TASK LIST -
1. In the Streamlit dashboard tutorial, which package is imported to plot the pairplots?
2. Continue the Streamlit dashboard tutorial from its last line.

TEXT SEGMENT -
-.-.-
Posted in Data visualisation, python

Building interactive dashboards with Streamlit (II) – Plotting pairplots and scatterplots for numeric variables

In my previous blog entry, I covered the basics of using Streamlit to inspect basic attributes of the dataframe, including numeric and categorical variables.

In this blog entry, we will cover how we can use data visualisation tools in Streamlit for data dashboarding. The advantage of using Streamlit is that we can use Python graph packages, such as Plotly and Altair to plot interactive charts that allow users to hover over the data points to query specific data point attributes. Moreover, users can also utilise widgets or radio buttons in Streamlit plot interactive scatterplots for data dashboarding. Specifically, we will focus on how we can plot pair plots and scatterplots in Streamlit. The codes are publicly available in GitHub (saved under iris.py) and the website instance is hosted at: https://share.streamlit.io/kuanrongchan/iris_dataset/main/iris.py.

To plot pairplots, we will import seaborn. The rationale has been described previously, and we can use the codes we optimised from Jupyter Notebooks into Streamlit. We first need to load the additional packages:

import seaborn as sns

Then we plot the pairplot using the commands (with the header and subheader descriptions) below:

st.header('Visualising relationship between numeric variables')
st.subheader('Pairplot analysis')
g = sns.pairplot(df, vars = ["sepal_length", "sepal_width", "petal_length", "petal_width"], dropna = True, hue = 'species', diag_kind="kde")
g.map_lower(sns.regplot)
st.pyplot(g)

Output file is as follows:

After plotting pair plots, we may want to have a close-up analysis using scatterplots. The advantage of using Streamlit is that we can use widgets to allow users plot a scatterplot of any 2 selected variables.

st.subheader('Scatterplot analysis')
selected_x_var = st.selectbox('What do you want the x variable to be?', df.columns)
selected_y_var = st.selectbox('What about the y?', df.columns)
fig = px.scatter(df, x = df[selected_x_var], y = df[selected_y_var], color="species")
st.plotly_chart(fig)

Output is as shown below. I have annotated the widgets, which allows users to select and click on any variables they desire for scatterplot analysis. You may hover over the data points to zoom into the data point attributes, as this graph was plotted using Plotly.

We can also show the correlation coefficients and the associated p-values for the scatterplots to indicate if their relationship is linearly correlated. We first add and load the required packages:

from scipy.stats import pearsonr
from sklearn import linear_model, metrics
from sklearn.metrics import r2_score
from scipy import stats

We can then calculate the Pearson and Spearman coefficients, together with the associated p-values using the following commands:

#Correlation calculations (Pearson)
st.subheader("Pearson Correlation")
def calc_corr(selected_x_var, selected_y_var):
    corr, p_val = stats.pearsonr(selected_x_var, selected_y_var)
    return corr, p_val
x = df[selected_x_var].to_numpy()
y = df[selected_y_var].to_numpy()
correlation, corr_p_val = calc_corr(x, y)
st.write('Pearson correlation coefficient: %.3f' % correlation)
st.write('p value: %.3f' % corr_p_val)
#Correlation calculations (Spearman)
st.subheader("Spearman Correlation")
def calc_corr(selected_x_var, selected_y_var):
    corr, p_val = stats.spearmanr(selected_x_var, selected_y_var)
-.-.-
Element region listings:

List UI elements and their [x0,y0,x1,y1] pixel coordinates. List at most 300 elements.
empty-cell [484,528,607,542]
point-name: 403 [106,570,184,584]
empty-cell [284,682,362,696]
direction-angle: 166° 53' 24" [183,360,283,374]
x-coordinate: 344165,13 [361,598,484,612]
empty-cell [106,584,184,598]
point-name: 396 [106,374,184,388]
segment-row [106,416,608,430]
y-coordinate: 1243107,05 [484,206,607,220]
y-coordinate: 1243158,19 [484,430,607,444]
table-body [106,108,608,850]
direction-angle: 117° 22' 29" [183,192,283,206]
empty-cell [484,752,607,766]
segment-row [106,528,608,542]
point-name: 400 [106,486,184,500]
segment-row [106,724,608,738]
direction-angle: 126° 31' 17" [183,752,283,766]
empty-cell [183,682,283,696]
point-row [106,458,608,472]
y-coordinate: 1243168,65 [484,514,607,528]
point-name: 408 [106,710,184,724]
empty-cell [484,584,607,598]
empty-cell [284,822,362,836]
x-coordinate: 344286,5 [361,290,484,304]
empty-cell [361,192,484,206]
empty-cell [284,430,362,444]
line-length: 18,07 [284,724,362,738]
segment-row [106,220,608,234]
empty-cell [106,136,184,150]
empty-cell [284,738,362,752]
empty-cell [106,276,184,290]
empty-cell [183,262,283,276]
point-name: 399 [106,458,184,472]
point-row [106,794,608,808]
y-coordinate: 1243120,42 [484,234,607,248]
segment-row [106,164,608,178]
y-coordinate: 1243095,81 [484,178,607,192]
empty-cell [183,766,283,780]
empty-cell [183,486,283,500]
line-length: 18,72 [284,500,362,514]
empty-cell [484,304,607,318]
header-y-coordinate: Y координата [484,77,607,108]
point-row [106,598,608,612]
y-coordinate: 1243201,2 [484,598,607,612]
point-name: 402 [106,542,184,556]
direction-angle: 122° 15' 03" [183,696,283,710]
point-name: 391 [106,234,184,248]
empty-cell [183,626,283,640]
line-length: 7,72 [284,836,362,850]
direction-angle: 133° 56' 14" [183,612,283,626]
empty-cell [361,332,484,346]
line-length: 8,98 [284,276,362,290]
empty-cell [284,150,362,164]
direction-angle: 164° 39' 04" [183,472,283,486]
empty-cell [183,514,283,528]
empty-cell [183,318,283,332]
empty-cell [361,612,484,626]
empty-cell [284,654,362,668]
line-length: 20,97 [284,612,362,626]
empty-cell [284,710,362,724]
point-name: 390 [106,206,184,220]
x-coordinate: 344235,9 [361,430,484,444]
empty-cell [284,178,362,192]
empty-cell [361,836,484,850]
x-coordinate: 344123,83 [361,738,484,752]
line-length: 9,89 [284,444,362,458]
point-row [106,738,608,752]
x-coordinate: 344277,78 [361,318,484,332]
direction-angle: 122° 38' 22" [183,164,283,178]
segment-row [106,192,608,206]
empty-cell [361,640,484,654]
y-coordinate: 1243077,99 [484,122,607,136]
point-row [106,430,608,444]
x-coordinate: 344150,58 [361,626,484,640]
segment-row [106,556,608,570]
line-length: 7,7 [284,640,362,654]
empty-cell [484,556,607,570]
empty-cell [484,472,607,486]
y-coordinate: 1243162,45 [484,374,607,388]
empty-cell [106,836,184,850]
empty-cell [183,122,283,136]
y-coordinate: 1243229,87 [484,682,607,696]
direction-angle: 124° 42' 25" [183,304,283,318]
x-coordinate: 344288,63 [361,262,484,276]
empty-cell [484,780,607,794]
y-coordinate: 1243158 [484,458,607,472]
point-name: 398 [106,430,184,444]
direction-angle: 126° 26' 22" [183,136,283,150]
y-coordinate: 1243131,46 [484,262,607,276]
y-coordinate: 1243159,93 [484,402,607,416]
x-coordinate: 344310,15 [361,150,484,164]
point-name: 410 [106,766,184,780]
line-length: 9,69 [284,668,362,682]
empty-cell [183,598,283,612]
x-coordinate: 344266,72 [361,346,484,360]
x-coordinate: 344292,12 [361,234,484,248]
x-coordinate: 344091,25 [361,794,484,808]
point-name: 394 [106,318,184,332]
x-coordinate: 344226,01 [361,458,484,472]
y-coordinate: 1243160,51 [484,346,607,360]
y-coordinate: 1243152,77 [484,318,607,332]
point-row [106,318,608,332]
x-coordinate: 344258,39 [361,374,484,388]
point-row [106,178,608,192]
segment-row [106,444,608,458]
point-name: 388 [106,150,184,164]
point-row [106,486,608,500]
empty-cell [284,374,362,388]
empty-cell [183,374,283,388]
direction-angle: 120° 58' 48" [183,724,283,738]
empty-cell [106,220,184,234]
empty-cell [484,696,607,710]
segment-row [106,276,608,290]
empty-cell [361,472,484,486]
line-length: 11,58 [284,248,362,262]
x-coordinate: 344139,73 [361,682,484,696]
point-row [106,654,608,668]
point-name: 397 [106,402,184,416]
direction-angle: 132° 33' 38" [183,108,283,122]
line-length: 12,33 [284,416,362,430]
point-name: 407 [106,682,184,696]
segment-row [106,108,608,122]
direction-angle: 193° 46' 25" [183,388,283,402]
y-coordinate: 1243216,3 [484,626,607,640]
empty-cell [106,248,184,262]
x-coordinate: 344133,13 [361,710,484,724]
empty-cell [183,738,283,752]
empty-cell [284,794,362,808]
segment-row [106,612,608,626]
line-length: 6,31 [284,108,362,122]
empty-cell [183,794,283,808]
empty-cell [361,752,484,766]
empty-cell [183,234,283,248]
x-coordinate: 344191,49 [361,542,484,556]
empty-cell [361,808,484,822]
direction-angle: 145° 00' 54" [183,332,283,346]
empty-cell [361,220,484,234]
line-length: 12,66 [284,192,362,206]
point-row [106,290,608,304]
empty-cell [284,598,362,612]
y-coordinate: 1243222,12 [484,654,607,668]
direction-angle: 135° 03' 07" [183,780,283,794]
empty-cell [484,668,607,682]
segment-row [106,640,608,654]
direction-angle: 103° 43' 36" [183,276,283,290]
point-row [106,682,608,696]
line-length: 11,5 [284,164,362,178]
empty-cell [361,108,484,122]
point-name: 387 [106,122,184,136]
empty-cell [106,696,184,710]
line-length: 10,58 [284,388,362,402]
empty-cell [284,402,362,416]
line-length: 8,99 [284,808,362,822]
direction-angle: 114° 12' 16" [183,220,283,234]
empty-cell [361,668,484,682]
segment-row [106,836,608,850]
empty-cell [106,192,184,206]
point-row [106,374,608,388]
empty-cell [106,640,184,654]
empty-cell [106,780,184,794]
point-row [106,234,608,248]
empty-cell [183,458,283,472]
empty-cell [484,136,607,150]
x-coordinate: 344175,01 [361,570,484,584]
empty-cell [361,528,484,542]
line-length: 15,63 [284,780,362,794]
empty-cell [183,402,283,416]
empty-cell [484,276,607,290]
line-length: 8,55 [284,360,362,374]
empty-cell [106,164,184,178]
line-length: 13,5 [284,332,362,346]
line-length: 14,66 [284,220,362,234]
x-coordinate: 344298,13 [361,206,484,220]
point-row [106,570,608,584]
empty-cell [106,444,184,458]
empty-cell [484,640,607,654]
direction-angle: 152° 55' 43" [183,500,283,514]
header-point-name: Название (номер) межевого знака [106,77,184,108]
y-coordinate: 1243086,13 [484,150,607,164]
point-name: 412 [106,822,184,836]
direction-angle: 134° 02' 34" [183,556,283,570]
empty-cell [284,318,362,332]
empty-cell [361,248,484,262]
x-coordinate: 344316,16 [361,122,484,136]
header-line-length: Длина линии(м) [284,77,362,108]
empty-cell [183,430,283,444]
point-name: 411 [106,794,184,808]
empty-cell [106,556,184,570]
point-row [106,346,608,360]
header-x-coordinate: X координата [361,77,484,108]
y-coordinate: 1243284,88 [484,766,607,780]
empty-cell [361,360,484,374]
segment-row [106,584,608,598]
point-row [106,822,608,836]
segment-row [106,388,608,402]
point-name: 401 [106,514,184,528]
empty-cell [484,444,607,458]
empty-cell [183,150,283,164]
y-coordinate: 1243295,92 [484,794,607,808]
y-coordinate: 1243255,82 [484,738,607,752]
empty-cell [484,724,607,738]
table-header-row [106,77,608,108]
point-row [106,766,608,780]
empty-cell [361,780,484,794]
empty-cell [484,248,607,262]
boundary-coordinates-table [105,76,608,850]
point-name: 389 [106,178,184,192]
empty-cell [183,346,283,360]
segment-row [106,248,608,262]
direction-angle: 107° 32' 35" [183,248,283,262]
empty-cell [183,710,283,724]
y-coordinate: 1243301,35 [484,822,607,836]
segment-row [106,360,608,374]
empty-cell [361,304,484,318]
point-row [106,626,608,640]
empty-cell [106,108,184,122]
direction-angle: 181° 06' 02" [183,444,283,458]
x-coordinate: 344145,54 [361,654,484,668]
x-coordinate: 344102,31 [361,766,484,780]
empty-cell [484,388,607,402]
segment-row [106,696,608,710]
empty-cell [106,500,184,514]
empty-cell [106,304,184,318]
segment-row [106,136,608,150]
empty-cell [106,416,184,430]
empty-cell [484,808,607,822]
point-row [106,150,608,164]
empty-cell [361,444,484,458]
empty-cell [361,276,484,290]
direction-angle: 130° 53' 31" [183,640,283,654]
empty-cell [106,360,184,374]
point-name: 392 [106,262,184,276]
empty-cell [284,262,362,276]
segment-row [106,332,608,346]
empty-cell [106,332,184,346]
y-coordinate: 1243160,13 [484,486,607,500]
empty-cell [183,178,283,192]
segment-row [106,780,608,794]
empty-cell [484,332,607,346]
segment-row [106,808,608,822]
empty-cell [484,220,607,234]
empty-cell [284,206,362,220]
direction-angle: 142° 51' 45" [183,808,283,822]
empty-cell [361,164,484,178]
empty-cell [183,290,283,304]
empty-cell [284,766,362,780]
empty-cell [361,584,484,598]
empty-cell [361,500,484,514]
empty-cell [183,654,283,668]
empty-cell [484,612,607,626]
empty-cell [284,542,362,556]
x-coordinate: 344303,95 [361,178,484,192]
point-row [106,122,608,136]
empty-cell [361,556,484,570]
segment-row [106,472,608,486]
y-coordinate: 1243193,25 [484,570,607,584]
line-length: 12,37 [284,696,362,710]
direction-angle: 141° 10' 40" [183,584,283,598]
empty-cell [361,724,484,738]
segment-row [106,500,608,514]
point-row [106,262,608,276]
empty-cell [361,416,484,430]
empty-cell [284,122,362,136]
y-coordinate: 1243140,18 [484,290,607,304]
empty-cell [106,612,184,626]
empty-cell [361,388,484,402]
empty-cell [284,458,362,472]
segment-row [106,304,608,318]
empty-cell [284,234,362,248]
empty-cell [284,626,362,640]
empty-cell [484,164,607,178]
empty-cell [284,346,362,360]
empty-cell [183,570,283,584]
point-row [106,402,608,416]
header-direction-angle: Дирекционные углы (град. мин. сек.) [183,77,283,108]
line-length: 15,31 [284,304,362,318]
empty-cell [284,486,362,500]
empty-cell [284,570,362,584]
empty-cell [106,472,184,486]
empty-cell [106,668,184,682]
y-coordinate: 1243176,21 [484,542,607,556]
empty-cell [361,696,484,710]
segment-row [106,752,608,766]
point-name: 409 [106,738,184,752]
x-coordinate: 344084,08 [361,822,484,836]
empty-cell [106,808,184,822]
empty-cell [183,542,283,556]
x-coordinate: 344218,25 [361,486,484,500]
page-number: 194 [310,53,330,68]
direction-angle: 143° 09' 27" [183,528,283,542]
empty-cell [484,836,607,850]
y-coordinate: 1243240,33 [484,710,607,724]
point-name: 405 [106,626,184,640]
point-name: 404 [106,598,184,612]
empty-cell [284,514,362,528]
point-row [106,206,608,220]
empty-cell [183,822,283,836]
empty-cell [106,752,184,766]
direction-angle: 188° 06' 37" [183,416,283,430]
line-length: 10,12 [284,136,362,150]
-.-.-
PER-TASK OUTPUTS -
1. seaborn

2.
    return corr, p_val
x = df[selected_x_var].to_numpy()
y = df[selected_y_var].to_numpy()
correlation, corr_p_val = calc_corr(x, y)
st.write('Spearman correlation coefficient: %.3f' % correlation)
st.write('p value: %.3f' % corr_p_val)

Output is as follows:

Pearson Correlation

Pearson correlation coefficient: -0.109

p value: 0.183

Spearman Correlation

Spearman correlation coefficient: -0.159

p value: 0.051

Hence, sepal length and sepal width are not linearly correlated.

As you may appreciate, the Streamlit commands allow you to organise the data by adding headers and subheaders. In this addition, they provide the tools that allow users to interactively explore their dataset, preventing the need to plot every pairwise permutations for scatterplots. The outcome is a neat and professional dashboard that can be readily deployed and shared with others.

Posted in python

Building interactive dashboards with Streamlit (Part I)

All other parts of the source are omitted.